Dataset.
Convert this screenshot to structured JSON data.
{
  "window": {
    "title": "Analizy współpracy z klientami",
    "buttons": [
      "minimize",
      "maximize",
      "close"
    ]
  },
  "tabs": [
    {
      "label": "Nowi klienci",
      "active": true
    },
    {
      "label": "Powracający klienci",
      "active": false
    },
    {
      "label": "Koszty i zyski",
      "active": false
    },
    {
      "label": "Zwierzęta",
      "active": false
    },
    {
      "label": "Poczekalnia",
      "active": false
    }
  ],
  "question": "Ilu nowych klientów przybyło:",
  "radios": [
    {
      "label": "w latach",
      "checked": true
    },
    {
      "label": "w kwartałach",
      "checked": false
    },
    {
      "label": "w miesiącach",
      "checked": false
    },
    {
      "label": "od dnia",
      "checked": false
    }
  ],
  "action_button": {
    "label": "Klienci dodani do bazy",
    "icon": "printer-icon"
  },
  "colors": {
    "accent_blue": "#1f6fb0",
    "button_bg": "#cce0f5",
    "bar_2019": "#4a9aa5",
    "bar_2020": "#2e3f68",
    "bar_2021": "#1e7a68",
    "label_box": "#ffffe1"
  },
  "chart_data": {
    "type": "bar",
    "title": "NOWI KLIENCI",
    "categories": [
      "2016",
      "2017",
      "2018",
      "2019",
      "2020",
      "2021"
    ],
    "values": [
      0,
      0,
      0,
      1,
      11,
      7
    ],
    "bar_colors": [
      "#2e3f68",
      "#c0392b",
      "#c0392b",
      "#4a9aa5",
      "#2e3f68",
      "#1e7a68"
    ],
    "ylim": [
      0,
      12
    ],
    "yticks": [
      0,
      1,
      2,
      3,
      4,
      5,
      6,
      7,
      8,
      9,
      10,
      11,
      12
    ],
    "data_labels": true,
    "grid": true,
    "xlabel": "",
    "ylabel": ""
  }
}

What you have to do.
Take the records above and return them exactly as written.

Exercise result.
Convert this screenshot to structured JSON data.
{
  "window": {
    "title": "Analizy współpracy z klientami",
    "buttons": [
      "minimize",
      "maximize",
      "close"
    ]
  },
  "tabs": [
    {
      "label": "Nowi klienci",
      "active": true
    },
    {
      "label": "Powracający klienci",
      "active": false
    },
    {
      "label": "Koszty i zyski",
      "active": false
    },
    {
      "label": "Zwierzęta",
      "active": false
    },
    {
      "label": "Poczekalnia",
      "active": false
    }
  ],
  "question": "Ilu nowych klientów przybyło:",
  "radios": [
    {
      "label": "w latach",
      "checked": true
    },
    {
      "label": "w kwartałach",
      "checked": false
    },
    {
      "label": "w miesiącach",
      "checked": false
    },
    {
      "label": "od dnia",
      "checked": false
    }
  ],
  "action_button": {
    "label": "Klienci dodani do bazy",
    "icon": "printer-icon"
  },
  "colors": {
    "accent_blue": "#1f6fb0",
    "button_bg": "#cce0f5",
    "bar_2019": "#4a9aa5",
    "bar_2020": "#2e3f68",
    "bar_2021": "#1e7a68",
    "label_box": "#ffffe1"
  },
  "chart_data": {
    "type": "bar",
    "title": "NOWI KLIENCI",
    "categories": [
      "2016",
      "2017",
      "2018",
      "2019",
      "2020",
      "2021"
    ],
    "values": [
      0,
      0,
      0,
      1,
      11,
      7
    ],
    "bar_colors": [
      "#2e3f68",
      "#c0392b",
      "#c0392b",
      "#4a9aa5",
      "#2e3f68",
      "#1e7a68"
    ],
    "ylim": [
      0,
      12
    ],
    "yticks": [
      0,
      1,
      2,
      3,
      4,
      5,
      6,
      7,
      8,
      9,
      10,
      11,
      12
    ],
    "data_labels": true,
    "grid": true,
    "xlabel": "",
    "ylabel": ""
  }
}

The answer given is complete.